• Task:
Write out the records again, exactly, leaving none out.

* Begin The data *

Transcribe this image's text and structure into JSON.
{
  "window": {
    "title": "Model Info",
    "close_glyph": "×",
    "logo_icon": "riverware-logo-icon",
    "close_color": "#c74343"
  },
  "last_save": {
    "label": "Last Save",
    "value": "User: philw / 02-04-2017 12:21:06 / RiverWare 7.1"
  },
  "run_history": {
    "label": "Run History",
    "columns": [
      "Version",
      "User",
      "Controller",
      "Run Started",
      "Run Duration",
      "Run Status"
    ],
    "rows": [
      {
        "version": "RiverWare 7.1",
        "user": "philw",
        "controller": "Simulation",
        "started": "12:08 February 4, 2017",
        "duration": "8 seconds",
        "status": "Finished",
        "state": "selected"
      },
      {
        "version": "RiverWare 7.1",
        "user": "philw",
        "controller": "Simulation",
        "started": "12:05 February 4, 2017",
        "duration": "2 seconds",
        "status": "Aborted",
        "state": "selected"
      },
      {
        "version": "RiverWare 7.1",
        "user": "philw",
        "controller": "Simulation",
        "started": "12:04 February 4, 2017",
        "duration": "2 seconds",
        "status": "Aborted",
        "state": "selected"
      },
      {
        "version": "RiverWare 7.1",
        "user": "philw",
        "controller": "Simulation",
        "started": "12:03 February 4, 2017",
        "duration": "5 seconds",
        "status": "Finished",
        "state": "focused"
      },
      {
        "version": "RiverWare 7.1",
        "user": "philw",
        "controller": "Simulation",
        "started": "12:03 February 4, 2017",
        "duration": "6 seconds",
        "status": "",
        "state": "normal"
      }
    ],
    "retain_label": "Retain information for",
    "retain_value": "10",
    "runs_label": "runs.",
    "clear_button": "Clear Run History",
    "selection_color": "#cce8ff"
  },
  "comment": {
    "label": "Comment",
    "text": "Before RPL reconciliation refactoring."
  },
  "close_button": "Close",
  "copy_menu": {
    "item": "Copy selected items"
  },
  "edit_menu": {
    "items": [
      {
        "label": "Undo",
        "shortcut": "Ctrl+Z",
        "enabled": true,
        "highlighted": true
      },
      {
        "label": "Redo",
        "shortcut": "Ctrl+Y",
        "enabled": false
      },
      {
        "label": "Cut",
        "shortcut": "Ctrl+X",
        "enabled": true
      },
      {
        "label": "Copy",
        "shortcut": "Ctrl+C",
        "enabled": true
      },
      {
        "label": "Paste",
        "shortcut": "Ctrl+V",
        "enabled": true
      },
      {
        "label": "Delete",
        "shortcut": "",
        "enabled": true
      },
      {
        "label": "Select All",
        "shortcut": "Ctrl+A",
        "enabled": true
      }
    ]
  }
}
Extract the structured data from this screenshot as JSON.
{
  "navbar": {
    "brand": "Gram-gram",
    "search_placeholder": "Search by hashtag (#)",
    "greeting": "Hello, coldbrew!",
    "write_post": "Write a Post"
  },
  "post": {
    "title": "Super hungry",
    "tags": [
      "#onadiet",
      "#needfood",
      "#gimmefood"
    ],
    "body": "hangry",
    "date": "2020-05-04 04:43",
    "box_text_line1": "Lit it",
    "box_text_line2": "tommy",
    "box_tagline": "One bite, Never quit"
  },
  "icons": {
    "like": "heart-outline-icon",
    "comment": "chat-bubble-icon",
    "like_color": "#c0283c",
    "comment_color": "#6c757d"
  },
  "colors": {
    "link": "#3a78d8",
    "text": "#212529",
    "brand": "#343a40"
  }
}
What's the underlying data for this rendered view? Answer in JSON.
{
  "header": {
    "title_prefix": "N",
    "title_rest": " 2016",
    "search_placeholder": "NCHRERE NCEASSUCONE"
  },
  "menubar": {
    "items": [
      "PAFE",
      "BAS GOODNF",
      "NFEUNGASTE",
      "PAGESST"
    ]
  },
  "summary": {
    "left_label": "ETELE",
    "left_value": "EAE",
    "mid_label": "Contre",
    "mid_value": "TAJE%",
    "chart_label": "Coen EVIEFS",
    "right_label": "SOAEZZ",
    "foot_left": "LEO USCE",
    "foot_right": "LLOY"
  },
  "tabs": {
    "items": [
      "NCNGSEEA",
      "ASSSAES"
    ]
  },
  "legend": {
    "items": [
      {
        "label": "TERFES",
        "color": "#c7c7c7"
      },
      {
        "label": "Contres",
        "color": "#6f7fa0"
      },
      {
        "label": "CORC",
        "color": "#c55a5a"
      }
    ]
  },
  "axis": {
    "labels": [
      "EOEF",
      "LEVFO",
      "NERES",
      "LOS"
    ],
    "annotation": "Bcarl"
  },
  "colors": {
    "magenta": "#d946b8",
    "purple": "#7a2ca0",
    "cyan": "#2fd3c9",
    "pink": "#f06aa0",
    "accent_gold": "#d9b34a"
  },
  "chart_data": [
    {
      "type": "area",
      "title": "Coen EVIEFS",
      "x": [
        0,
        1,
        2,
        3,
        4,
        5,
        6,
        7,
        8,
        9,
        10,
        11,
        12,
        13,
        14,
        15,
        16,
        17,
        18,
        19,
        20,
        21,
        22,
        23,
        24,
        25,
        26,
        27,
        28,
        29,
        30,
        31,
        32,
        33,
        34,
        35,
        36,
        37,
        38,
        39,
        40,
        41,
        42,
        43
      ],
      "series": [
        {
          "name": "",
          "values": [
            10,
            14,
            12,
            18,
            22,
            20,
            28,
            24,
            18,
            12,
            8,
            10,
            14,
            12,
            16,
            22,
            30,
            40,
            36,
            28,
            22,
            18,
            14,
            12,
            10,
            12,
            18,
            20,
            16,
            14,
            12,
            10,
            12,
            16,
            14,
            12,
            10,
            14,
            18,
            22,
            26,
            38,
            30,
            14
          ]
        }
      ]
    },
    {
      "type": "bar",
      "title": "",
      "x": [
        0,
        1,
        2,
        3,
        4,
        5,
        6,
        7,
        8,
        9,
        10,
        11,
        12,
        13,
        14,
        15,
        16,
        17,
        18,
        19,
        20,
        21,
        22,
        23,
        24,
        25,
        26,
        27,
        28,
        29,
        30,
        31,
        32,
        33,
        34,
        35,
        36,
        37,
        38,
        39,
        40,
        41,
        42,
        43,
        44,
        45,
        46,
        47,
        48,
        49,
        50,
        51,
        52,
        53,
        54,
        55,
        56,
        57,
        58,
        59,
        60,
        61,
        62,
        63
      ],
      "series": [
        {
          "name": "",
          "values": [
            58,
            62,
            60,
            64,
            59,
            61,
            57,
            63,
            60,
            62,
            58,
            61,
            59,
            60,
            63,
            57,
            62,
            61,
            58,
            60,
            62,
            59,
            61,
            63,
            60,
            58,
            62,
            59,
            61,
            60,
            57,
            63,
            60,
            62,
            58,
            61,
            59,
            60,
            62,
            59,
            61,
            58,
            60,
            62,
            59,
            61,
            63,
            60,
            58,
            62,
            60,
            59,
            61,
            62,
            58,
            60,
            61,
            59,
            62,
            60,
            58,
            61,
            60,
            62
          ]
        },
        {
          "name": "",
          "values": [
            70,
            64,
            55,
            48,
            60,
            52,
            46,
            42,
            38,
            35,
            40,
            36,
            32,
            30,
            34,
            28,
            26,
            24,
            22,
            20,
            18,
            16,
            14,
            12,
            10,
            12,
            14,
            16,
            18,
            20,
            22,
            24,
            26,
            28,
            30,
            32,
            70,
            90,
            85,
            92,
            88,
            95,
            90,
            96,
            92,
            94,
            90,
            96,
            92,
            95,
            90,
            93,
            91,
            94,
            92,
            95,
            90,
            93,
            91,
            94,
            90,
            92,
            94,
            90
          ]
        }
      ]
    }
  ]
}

* End The data *

• Task response:
Transcribe this image's text and structure into JSON.
{
  "window": {
    "title": "Model Info",
    "close_glyph": "×",
    "logo_icon": "riverware-logo-icon",
    "close_color": "#c74343"
  },
  "last_save": {
    "label": "Last Save",
    "value": "User: philw / 02-04-2017 12:21:06 / RiverWare 7.1"
  },
  "run_history": {
    "label": "Run History",
    "columns": [
      "Version",
      "User",
      "Controller",
      "Run Started",
      "Run Duration",
      "Run Status"
    ],
    "rows": [
      {
        "version": "RiverWare 7.1",
        "user": "philw",
        "controller": "Simulation",
        "started": "12:08 February 4, 2017",
        "duration": "8 seconds",
        "status": "Finished",
        "state": "selected"
      },
      {
        "version": "RiverWare 7.1",
        "user": "philw",
        "controller": "Simulation",
        "started": "12:05 February 4, 2017",
        "duration": "2 seconds",
        "status": "Aborted",
        "state": "selected"
      },
      {
        "version": "RiverWare 7.1",
        "user": "philw",
        "controller": "Simulation",
        "started": "12:04 February 4, 2017",
        "duration": "2 seconds",
        "status": "Aborted",
        "state": "selected"
      },
      {
        "version": "RiverWare 7.1",
        "user": "philw",
        "controller": "Simulation",
        "started": "12:03 February 4, 2017",
        "duration": "5 seconds",
        "status": "Finished",
        "state": "focused"
      },
      {
        "version": "RiverWare 7.1",
        "user": "philw",
        "controller": "Simulation",
        "started": "12:03 February 4, 2017",
        "duration": "6 seconds",
        "status": "",
        "state": "normal"
      }
    ],
    "retain_label": "Retain information for",
    "retain_value": "10",
    "runs_label": "runs.",
    "clear_button": "Clear Run History",
    "selection_color": "#cce8ff"
  },
  "comment": {
    "label": "Comment",
    "text": "Before RPL reconciliation refactoring."
  },
  "close_button": "Close",
  "copy_menu": {
    "item": "Copy selected items"
  },
  "edit_menu": {
    "items": [
      {
        "label": "Undo",
        "shortcut": "Ctrl+Z",
        "enabled": true,
        "highlighted": true
      },
      {
        "label": "Redo",
        "shortcut": "Ctrl+Y",
        "enabled": false
      },
      {
        "label": "Cut",
        "shortcut": "Ctrl+X",
        "enabled": true
      },
      {
        "label": "Copy",
        "shortcut": "Ctrl+C",
        "enabled": true
      },
      {
        "label": "Paste",
        "shortcut": "Ctrl+V",
        "enabled": true
      },
      {
        "label": "Delete",
        "shortcut": "",
        "enabled": true
      },
      {
        "label": "Select All",
        "shortcut": "Ctrl+A",
        "enabled": true
      }
    ]
  }
}
Extract the structured data from this screenshot as JSON.
{
  "navbar": {
    "brand": "Gram-gram",
    "search_placeholder": "Search by hashtag (#)",
    "greeting": "Hello, coldbrew!",
    "write_post": "Write a Post"
  },
  "post": {
    "title": "Super hungry",
    "tags": [
      "#onadiet",
      "#needfood",
      "#gimmefood"
    ],
    "body": "hangry",
    "date": "2020-05-04 04:43",
    "box_text_line1": "Lit it",
    "box_text_line2": "tommy",
    "box_tagline": "One bite, Never quit"
  },
  "icons": {
    "like": "heart-outline-icon",
    "comment": "chat-bubble-icon",
    "like_color": "#c0283c",
    "comment_color": "#6c757d"
  },
  "colors": {
    "link": "#3a78d8",
    "text": "#212529",
    "brand": "#343a40"
  }
}
What's the underlying data for this rendered view? Answer in JSON.
{
  "header": {
    "title_prefix": "N",
    "title_rest": " 2016",
    "search_placeholder": "NCHRERE NCEASSUCONE"
  },
  "menubar": {
    "items": [
      "PAFE",
      "BAS GOODNF",
      "NFEUNGASTE",
      "PAGESST"
    ]
  },
  "summary": {
    "left_label": "ETELE",
    "left_value": "EAE",
    "mid_label": "Contre",
    "mid_value": "TAJE%",
    "chart_label": "Coen EVIEFS",
    "right_label": "SOAEZZ",
    "foot_left": "LEO USCE",
    "foot_right": "LLOY"
  },
  "tabs": {
    "items": [
      "NCNGSEEA",
      "ASSSAES"
    ]
  },
  "legend": {
    "items": [
      {
        "label": "TERFES",
        "color": "#c7c7c7"
      },
      {
        "label": "Contres",
        "color": "#6f7fa0"
      },
      {
        "label": "CORC",
        "color": "#c55a5a"
      }
    ]
  },
  "axis": {
    "labels": [
      "EOEF",
      "LEVFO",
      "NERES",
      "LOS"
    ],
    "annotation": "Bcarl"
  },
  "colors": {
    "magenta": "#d946b8",
    "purple": "#7a2ca0",
    "cyan": "#2fd3c9",
    "pink": "#f06aa0",
    "accent_gold": "#d9b34a"
  },
  "chart_data": [
    {
      "type": "area",
      "title": "Coen EVIEFS",
      "x": [
        0,
        1,
        2,
        3,
        4,
        5,
        6,
        7,
        8,
        9,
        10,
        11,
        12,
        13,
        14,
        15,
        16,
        17,
        18,
        19,
        20,
        21,
        22,
        23,
        24,
        25,
        26,
        27,
        28,
        29,
        30,
        31,
        32,
        33,
        34,
        35,
        36,
        37,
        38,
        39,
        40,
        41,
        42,
        43
      ],
      "series": [
        {
          "name": "",
          "values": [
            10,
            14,
            12,
            18,
            22,
            20,
            28,
            24,
            18,
            12,
            8,
            10,
            14,
            12,
            16,
            22,
            30,
            40,
            36,
            28,
            22,
            18,
            14,
            12,
            10,
            12,
            18,
            20,
            16,
            14,
            12,
            10,
            12,
            16,
            14,
            12,
            10,
            14,
            18,
            22,
            26,
            38,
            30,
            14
          ]
        }
      ]
    },
    {
      "type": "bar",
      "title": "",
      "x": [
        0,
        1,
        2,
        3,
        4,
        5,
        6,
        7,
        8,
        9,
        10,
        11,
        12,
        13,
        14,
        15,
        16,
        17,
        18,
        19,
        20,
        21,
        22,
        23,
        24,
        25,
        26,
        27,
        28,
        29,
        30,
        31,
        32,
        33,
        34,
        35,
        36,
        37,
        38,
        39,
        40,
        41,
        42,
        43,
        44,
        45,
        46,
        47,
        48,
        49,
        50,
        51,
        52,
        53,
        54,
        55,
        56,
        57,
        58,
        59,
        60,
        61,
        62,
        63
      ],
      "series": [
        {
          "name": "",
          "values": [
            58,
            62,
            60,
            64,
            59,
            61,
            57,
            63,
            60,
            62,
            58,
            61,
            59,
            60,
            63,
            57,
            62,
            61,
            58,
            60,
            62,
            59,
            61,
            63,
            60,
            58,
            62,
            59,
            61,
            60,
            57,
            63,
            60,
            62,
            58,
            61,
            59,
            60,
            62,
            59,
            61,
            58,
            60,
            62,
            59,
            61,
            63,
            60,
            58,
            62,
            60,
            59,
            61,
            62,
            58,
            60,
            61,
            59,
            62,
            60,
            58,
            61,
            60,
            62
          ]
        },
        {
          "name": "",
          "values": [
            70,
            64,
            55,
            48,
            60,
            52,
            46,
            42,
            38,
            35,
            40,
            36,
            32,
            30,
            34,
            28,
            26,
            24,
            22,
            20,
            18,
            16,
            14,
            12,
            10,
            12,
            14,
            16,
            18,
            20,
            22,
            24,
            26,
            28,
            30,
            32,
            70,
            90,
            85,
            92,
            88,
            95,
            90,
            96,
            92,
            94,
            90,
            96,
            92,
            95,
            90,
            93,
            91,
            94,
            92,
            95,
            90,
            93,
            91,
            94,
            90,
            92,
            94,
            90
          ]
        }
      ]
    }
  ]
}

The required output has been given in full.